▶ [Work to complete]: Please return every line below that contains the string "pancreas".

---

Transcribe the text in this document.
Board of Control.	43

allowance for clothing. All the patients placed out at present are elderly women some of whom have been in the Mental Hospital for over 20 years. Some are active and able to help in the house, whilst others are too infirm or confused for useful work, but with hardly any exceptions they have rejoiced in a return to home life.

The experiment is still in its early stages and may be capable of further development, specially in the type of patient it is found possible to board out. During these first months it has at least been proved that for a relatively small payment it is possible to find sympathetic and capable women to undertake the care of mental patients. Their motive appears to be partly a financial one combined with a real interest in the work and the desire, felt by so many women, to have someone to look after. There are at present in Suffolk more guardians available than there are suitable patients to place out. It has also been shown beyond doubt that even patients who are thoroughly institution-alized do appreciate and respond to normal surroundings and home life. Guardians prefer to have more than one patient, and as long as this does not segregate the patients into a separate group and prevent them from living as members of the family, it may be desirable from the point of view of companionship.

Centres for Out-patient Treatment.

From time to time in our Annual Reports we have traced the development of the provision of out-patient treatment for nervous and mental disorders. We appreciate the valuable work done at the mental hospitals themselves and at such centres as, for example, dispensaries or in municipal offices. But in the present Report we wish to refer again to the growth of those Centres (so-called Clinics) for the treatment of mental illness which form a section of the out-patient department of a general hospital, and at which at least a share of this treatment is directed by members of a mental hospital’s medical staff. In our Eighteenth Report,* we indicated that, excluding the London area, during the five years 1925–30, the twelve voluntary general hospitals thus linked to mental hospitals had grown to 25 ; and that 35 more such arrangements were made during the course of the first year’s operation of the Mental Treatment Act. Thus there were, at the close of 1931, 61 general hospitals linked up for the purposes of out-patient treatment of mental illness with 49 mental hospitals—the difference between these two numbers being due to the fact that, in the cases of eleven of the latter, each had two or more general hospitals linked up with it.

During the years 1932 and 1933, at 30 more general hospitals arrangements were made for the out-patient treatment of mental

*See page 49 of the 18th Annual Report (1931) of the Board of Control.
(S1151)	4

---

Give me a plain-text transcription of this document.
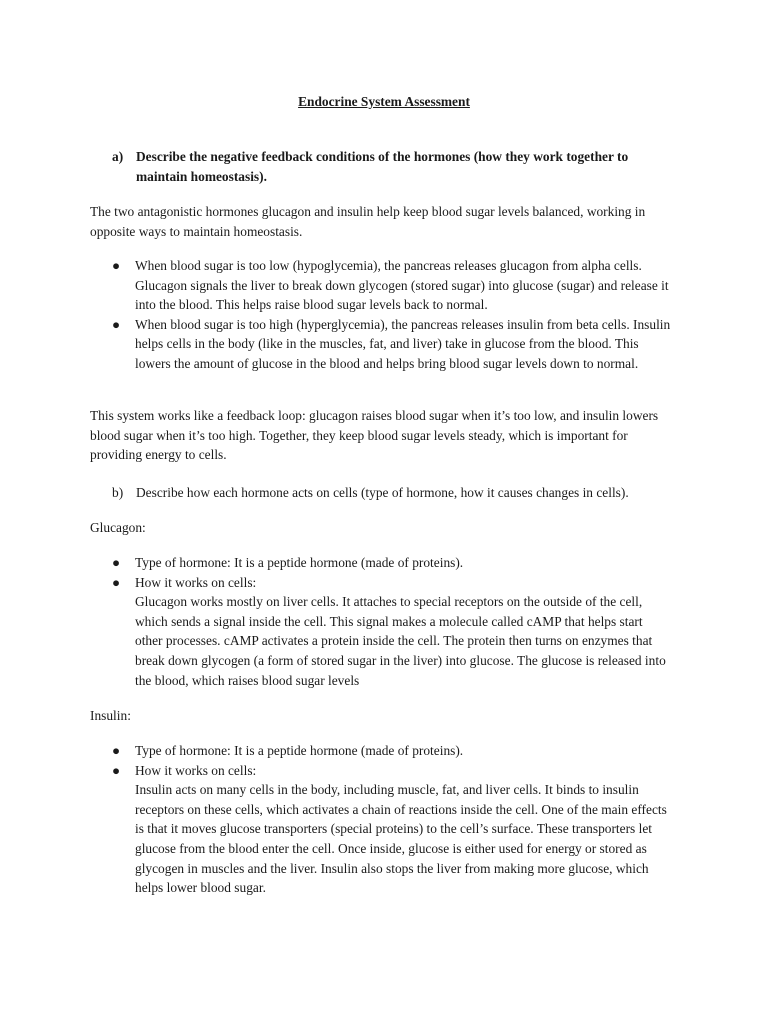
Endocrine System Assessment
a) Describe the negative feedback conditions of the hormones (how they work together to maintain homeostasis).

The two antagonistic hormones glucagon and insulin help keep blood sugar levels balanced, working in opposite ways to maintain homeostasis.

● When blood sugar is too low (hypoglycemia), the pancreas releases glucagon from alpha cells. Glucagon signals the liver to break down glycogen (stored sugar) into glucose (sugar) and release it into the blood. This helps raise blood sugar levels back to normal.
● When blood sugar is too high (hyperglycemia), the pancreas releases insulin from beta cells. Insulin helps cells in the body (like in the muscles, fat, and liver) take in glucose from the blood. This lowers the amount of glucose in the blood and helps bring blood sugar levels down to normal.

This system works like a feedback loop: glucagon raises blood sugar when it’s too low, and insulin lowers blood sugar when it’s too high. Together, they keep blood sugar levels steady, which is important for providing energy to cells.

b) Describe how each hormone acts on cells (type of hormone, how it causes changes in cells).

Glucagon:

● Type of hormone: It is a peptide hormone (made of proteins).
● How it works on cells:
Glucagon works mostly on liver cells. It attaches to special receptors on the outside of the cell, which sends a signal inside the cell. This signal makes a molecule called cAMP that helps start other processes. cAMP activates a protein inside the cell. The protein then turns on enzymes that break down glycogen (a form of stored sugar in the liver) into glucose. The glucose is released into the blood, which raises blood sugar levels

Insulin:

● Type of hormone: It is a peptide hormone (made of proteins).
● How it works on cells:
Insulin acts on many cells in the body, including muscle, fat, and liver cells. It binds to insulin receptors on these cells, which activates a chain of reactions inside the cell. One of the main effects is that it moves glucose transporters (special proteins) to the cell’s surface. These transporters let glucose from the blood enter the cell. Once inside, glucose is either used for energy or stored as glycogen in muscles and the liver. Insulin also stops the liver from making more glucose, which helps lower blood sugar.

---

▶ [Output of the task]:
● When blood sugar is too low (hypoglycemia), the pancreas releases glucagon from alpha cells. Glucagon signals the liver to break down glycogen (stored sugar) into glucose (sugar) and release it into the blood. This helps raise blood sugar levels back to normal.
● When blood sugar is too high (hyperglycemia), the pancreas releases insulin from beta cells. Insulin helps cells in the body (like in the muscles, fat, and liver) take in glucose from the blood. This lowers the amount of glucose in the blood and helps bring blood sugar levels down to normal.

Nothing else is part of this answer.